Prompt
Check every line below for the string "name", and copy the lines that contain it.
+===+
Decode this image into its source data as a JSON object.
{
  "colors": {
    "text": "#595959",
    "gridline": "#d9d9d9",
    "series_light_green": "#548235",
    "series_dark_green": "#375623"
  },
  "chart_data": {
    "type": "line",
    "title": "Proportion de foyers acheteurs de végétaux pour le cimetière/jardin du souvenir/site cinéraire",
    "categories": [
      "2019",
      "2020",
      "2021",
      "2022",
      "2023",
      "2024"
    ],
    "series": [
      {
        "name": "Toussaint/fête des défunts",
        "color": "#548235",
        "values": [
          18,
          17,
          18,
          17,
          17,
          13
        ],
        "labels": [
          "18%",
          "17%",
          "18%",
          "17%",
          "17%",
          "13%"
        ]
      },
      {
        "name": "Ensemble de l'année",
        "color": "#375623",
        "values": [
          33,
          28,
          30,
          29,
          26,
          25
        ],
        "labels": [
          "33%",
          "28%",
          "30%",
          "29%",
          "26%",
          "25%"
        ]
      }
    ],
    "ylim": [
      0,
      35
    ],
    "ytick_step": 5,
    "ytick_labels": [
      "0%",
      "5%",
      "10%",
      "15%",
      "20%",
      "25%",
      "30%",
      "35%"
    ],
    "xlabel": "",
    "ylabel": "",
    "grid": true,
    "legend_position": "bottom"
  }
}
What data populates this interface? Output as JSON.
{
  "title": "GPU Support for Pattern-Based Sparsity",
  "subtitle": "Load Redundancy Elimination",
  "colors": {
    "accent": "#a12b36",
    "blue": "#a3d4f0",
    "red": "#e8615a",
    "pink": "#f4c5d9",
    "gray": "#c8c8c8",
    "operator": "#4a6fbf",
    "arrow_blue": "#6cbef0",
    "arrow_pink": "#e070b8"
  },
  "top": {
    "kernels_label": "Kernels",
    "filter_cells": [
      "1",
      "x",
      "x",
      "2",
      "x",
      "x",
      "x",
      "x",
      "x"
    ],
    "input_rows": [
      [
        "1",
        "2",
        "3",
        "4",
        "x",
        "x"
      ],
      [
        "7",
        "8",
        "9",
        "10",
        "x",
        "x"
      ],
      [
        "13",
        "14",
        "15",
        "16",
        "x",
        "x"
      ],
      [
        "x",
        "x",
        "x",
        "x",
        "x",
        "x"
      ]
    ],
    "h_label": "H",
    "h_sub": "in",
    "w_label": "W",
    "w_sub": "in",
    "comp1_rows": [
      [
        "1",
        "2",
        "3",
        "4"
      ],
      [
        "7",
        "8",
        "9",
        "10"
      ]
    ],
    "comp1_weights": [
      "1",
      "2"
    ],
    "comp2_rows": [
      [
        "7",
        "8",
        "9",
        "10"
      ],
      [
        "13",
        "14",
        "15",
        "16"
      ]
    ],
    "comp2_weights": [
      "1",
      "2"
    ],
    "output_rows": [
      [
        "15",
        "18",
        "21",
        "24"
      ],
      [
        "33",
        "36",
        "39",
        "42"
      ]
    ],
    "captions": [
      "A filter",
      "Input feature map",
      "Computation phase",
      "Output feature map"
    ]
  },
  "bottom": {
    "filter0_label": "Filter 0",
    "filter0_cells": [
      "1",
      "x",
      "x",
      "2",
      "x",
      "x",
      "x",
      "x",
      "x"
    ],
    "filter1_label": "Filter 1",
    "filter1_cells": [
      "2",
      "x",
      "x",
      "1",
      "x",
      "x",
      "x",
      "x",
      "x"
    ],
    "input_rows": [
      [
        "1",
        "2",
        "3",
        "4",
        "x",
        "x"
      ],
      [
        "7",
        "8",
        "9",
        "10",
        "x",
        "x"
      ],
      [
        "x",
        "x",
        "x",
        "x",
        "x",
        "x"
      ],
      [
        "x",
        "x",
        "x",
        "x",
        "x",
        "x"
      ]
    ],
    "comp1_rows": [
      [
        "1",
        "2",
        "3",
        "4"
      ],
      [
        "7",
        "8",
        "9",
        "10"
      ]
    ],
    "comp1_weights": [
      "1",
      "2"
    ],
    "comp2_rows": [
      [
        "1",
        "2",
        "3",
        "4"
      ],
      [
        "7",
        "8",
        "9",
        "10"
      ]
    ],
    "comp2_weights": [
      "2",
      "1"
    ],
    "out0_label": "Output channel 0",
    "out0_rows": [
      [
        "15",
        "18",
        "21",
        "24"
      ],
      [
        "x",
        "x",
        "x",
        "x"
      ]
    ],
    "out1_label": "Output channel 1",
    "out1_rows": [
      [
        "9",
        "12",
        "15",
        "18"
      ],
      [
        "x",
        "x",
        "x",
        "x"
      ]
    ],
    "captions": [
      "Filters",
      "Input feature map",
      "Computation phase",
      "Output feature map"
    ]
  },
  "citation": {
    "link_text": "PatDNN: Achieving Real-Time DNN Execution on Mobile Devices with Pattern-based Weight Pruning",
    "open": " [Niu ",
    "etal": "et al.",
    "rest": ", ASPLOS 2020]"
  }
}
+===+
Final result
        "name": "Toussaint/fête des défunts",
        "name": "Ensemble de l'année",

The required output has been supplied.